SET TASK. Write out exactly the lines running from the line that includes "Output the text content of this document." to the end of the data, both ends included, and nothing besides.

==== RECORD EXCERPTS ====

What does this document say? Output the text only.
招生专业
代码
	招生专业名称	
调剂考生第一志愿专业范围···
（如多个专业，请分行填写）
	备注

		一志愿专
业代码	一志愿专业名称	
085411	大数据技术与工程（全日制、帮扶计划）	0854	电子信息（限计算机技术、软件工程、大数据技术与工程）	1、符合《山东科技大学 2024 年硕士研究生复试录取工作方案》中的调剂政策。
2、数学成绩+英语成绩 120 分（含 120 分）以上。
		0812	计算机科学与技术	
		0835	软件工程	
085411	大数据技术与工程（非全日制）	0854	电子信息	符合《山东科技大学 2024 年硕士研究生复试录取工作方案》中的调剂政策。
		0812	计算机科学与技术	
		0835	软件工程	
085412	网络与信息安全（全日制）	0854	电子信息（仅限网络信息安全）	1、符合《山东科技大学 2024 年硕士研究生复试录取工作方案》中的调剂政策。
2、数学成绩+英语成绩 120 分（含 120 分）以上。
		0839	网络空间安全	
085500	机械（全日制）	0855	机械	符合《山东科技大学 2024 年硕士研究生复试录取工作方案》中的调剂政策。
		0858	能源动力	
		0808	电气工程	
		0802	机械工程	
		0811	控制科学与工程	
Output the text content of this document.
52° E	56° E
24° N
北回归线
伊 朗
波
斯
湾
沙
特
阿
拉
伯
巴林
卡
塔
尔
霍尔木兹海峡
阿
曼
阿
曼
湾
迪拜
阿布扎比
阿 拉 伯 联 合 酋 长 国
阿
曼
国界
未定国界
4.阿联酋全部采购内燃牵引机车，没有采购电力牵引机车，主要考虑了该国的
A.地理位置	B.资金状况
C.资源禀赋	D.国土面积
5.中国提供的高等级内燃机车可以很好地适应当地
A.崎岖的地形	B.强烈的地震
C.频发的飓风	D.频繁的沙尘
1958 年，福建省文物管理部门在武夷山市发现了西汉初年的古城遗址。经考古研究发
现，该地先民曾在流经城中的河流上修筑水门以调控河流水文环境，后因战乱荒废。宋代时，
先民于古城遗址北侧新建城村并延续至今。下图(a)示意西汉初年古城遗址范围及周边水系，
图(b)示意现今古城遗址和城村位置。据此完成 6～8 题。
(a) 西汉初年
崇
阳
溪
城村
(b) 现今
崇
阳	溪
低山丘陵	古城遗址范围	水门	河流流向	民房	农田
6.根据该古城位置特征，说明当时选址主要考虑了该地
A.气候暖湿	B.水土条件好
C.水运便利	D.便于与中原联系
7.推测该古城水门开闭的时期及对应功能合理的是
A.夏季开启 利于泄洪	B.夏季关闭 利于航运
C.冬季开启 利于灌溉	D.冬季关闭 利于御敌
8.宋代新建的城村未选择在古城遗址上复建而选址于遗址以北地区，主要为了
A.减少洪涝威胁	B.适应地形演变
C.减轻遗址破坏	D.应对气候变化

====

WORKED SOLUTION.
Output the text content of this document.
52° E	56° E
24° N
北回归线
伊 朗
波
斯
湾
沙
特
阿
拉
伯
巴林
卡
塔
尔
霍尔木兹海峡
阿
曼
阿
曼
湾
迪拜
阿布扎比
阿 拉 伯 联 合 酋 长 国
阿
曼
国界
未定国界
4.阿联酋全部采购内燃牵引机车，没有采购电力牵引机车，主要考虑了该国的
A.地理位置	B.资金状况
C.资源禀赋	D.国土面积
5.中国提供的高等级内燃机车可以很好地适应当地
A.崎岖的地形	B.强烈的地震
C.频发的飓风	D.频繁的沙尘
1958 年，福建省文物管理部门在武夷山市发现了西汉初年的古城遗址。经考古研究发
现，该地先民曾在流经城中的河流上修筑水门以调控河流水文环境，后因战乱荒废。宋代时，
先民于古城遗址北侧新建城村并延续至今。下图(a)示意西汉初年古城遗址范围及周边水系，
图(b)示意现今古城遗址和城村位置。据此完成 6～8 题。
(a) 西汉初年
崇
阳
溪
城村
(b) 现今
崇
阳	溪
低山丘陵	古城遗址范围	水门	河流流向	民房	农田
6.根据该古城位置特征，说明当时选址主要考虑了该地
A.气候暖湿	B.水土条件好
C.水运便利	D.便于与中原联系
7.推测该古城水门开闭的时期及对应功能合理的是
A.夏季开启 利于泄洪	B.夏季关闭 利于航运
C.冬季开启 利于灌溉	D.冬季关闭 利于御敌
8.宋代新建的城村未选择在古城遗址上复建而选址于遗址以北地区，主要为了
A.减少洪涝威胁	B.适应地形演变
C.减轻遗址破坏	D.应对气候变化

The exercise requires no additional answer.